━━ Provided material

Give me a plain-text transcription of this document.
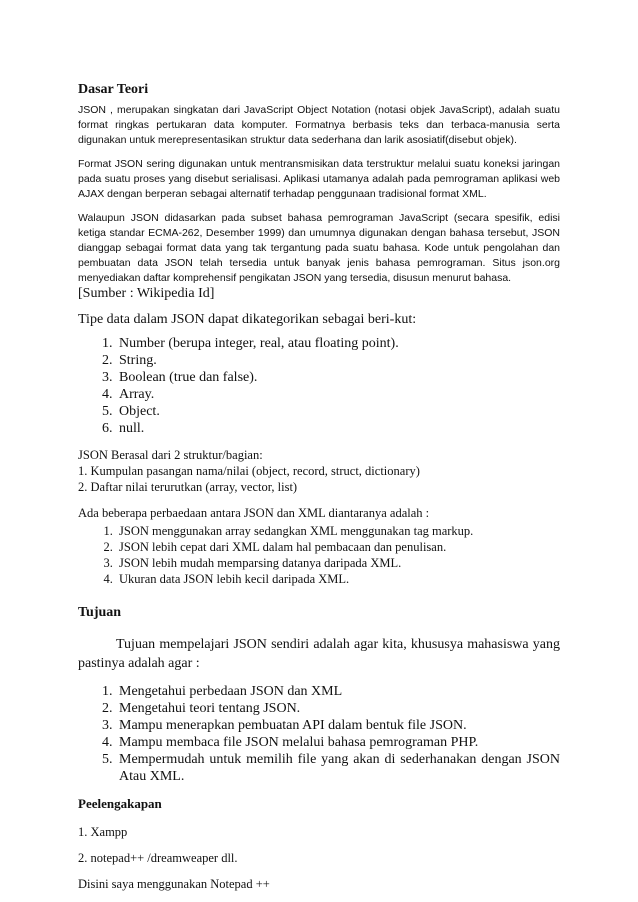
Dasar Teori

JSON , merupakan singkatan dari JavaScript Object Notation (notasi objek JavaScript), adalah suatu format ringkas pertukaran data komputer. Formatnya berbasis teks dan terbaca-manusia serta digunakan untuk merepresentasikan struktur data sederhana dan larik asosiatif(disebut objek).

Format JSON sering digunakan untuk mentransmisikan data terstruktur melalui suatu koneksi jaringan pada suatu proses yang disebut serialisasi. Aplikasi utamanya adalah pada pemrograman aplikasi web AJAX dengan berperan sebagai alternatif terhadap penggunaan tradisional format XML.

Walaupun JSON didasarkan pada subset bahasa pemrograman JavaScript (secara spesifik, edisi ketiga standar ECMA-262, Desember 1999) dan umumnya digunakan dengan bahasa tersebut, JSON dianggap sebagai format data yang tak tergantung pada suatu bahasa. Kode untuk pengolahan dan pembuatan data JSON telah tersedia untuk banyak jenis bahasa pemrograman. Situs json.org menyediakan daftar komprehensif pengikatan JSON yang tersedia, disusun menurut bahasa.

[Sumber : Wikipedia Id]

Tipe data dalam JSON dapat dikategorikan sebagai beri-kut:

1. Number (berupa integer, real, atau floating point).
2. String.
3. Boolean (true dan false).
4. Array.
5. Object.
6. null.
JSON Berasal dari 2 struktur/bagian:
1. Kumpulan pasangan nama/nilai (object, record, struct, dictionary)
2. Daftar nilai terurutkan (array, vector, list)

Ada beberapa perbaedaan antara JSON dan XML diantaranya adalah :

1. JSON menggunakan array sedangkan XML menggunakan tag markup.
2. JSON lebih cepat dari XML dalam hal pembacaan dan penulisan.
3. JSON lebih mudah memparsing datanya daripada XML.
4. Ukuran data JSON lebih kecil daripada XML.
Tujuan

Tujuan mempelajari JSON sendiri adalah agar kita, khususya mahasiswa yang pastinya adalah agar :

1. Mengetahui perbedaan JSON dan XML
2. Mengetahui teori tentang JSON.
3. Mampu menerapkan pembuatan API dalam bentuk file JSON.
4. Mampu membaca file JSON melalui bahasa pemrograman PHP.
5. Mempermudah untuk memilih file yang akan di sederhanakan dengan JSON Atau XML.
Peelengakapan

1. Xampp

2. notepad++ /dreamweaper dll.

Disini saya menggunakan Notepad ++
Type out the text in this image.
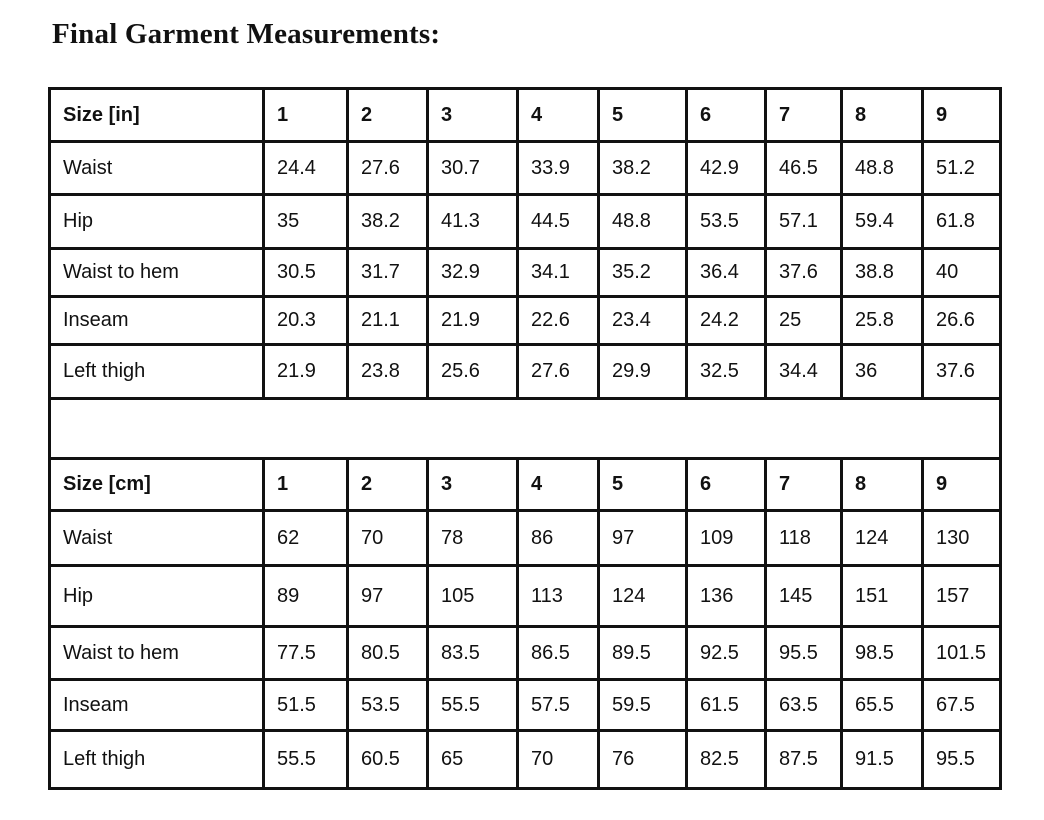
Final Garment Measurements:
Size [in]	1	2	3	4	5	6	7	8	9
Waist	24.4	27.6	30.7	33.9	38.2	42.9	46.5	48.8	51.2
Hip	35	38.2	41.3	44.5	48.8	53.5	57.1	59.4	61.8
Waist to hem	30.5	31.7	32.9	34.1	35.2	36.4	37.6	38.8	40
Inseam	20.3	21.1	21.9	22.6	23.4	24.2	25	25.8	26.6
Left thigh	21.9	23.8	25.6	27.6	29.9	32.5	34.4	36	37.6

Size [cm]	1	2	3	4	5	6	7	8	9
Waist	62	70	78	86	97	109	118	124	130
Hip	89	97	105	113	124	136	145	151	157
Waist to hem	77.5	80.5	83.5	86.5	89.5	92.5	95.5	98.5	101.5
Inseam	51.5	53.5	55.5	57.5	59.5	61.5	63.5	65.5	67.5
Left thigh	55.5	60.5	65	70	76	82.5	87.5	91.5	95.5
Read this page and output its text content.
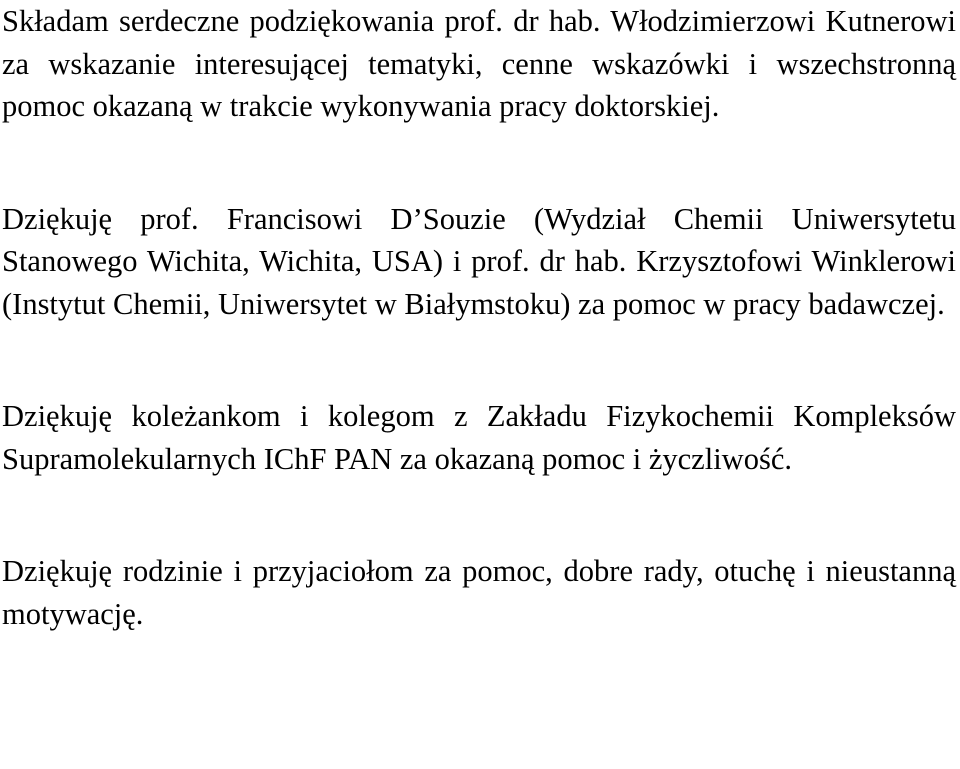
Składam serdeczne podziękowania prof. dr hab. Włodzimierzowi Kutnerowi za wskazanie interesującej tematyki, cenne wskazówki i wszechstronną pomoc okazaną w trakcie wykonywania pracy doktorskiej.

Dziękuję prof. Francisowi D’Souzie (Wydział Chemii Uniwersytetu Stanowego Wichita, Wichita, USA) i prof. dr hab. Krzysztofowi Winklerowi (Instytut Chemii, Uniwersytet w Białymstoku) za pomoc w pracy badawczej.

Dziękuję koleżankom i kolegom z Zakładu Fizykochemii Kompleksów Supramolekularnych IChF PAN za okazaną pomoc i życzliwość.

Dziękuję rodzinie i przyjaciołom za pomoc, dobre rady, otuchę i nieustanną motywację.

━━━━

### What needs to be done
Copy each line of the records above that carries the word "menggunakan".

### Exercise result
1. JSON menggunakan array sedangkan XML menggunakan tag markup.
Disini saya menggunakan Notepad ++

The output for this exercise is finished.